■ Instructions for the task ■
Below are records; work out how many of their lines contain "context" and give only that number.

═════ Raw data

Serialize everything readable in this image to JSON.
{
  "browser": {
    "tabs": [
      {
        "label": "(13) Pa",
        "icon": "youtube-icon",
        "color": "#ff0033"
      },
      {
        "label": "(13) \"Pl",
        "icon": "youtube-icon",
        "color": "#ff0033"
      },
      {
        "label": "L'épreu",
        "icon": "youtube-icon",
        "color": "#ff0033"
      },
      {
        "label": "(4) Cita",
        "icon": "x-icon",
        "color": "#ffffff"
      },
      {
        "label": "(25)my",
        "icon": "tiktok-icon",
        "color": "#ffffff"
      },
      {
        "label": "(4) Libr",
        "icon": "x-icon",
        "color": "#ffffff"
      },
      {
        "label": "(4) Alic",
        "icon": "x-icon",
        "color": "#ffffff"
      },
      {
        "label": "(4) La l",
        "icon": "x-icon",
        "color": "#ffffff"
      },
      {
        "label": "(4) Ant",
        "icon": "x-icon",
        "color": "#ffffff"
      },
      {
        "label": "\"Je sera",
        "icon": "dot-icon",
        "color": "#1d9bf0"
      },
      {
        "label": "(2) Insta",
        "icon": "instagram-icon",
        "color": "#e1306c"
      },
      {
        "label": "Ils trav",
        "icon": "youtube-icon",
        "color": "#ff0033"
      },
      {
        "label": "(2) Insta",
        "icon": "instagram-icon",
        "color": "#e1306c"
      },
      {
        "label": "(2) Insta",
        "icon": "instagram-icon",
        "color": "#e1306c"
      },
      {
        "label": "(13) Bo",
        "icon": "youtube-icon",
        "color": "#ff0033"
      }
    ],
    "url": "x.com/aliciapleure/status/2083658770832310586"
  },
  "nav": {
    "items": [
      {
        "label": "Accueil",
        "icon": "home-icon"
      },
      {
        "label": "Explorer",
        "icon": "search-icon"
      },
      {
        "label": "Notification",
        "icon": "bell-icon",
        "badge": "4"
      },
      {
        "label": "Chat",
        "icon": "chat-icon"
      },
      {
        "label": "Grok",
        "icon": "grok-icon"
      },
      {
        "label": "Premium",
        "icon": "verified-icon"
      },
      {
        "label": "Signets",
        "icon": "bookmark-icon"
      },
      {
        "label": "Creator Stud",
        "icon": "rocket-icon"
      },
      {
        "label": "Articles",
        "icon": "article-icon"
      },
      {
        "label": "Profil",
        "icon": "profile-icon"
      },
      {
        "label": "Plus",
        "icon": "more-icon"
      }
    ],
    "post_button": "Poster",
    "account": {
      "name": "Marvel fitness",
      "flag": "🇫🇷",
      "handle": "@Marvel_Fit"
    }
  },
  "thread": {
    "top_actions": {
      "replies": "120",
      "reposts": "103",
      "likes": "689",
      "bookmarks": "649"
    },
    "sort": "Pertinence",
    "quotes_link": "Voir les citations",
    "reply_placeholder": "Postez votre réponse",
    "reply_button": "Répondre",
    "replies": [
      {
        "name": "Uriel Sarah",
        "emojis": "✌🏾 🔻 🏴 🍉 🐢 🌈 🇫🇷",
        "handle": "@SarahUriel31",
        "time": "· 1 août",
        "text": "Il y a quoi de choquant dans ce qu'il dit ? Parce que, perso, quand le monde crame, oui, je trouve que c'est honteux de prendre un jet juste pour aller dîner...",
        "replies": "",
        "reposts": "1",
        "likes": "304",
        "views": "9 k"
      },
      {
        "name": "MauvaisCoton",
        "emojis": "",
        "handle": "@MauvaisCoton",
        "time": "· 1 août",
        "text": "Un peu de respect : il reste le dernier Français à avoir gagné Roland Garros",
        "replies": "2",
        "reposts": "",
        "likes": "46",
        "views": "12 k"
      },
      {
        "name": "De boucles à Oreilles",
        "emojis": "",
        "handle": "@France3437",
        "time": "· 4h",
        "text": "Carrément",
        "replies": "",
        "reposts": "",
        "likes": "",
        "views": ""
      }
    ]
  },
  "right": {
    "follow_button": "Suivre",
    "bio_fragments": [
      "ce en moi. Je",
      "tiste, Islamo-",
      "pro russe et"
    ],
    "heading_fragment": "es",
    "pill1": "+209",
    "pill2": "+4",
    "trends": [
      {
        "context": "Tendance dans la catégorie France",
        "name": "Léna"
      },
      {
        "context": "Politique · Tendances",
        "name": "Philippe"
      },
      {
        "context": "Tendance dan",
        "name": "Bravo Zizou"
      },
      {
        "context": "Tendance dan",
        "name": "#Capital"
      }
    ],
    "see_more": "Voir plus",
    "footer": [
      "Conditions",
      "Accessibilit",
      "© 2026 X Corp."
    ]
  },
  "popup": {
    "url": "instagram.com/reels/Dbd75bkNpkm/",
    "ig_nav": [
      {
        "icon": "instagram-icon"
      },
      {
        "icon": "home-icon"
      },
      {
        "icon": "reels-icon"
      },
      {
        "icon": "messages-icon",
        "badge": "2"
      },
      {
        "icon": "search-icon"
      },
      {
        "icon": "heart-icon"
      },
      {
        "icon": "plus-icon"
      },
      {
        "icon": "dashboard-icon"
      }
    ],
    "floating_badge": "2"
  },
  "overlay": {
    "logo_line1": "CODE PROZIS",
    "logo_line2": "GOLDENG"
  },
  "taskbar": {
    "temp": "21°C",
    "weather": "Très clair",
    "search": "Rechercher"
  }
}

══════════

■ Task output ■
4